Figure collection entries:
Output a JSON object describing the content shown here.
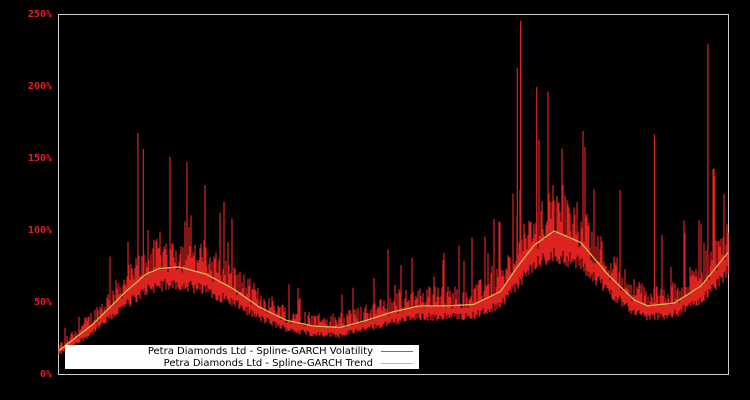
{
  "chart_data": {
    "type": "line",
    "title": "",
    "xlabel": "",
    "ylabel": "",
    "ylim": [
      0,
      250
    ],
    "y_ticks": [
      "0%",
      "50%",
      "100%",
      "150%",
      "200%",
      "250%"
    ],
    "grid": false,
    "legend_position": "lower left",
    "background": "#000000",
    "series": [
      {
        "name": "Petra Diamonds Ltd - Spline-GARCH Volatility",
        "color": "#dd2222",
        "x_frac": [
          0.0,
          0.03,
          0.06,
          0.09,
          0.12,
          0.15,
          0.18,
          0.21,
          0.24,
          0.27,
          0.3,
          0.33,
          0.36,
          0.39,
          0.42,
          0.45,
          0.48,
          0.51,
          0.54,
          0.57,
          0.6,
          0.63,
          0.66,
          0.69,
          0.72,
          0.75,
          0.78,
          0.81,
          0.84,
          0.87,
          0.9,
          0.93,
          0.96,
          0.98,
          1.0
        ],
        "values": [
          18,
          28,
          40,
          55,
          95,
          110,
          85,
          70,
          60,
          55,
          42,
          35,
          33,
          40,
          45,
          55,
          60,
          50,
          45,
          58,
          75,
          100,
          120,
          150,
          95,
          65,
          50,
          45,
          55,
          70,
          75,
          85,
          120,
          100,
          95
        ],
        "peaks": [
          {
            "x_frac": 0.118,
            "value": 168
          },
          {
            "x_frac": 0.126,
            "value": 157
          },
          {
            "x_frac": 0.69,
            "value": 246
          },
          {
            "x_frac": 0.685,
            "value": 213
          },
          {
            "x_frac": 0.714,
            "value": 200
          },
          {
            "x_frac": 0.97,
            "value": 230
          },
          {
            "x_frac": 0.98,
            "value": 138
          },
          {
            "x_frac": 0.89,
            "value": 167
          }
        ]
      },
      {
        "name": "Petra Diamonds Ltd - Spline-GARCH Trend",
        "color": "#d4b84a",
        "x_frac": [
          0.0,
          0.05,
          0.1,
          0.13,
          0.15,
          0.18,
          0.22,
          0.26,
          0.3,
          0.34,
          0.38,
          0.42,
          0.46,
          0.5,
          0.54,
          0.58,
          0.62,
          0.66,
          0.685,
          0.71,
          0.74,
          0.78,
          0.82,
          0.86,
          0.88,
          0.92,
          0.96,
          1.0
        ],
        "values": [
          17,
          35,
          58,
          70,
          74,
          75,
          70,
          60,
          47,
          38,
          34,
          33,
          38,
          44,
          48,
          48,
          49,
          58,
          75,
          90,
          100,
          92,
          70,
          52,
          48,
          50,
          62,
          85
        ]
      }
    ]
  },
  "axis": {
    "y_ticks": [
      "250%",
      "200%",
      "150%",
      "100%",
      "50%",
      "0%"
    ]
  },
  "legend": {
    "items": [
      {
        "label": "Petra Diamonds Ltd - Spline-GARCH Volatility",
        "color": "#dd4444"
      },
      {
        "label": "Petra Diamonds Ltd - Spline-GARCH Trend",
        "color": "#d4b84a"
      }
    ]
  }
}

REQUEST:
Each line containing the word "GARCH" counts once; say how many such lines there are, giving only the number.

EXERCISE OUTPUT:
4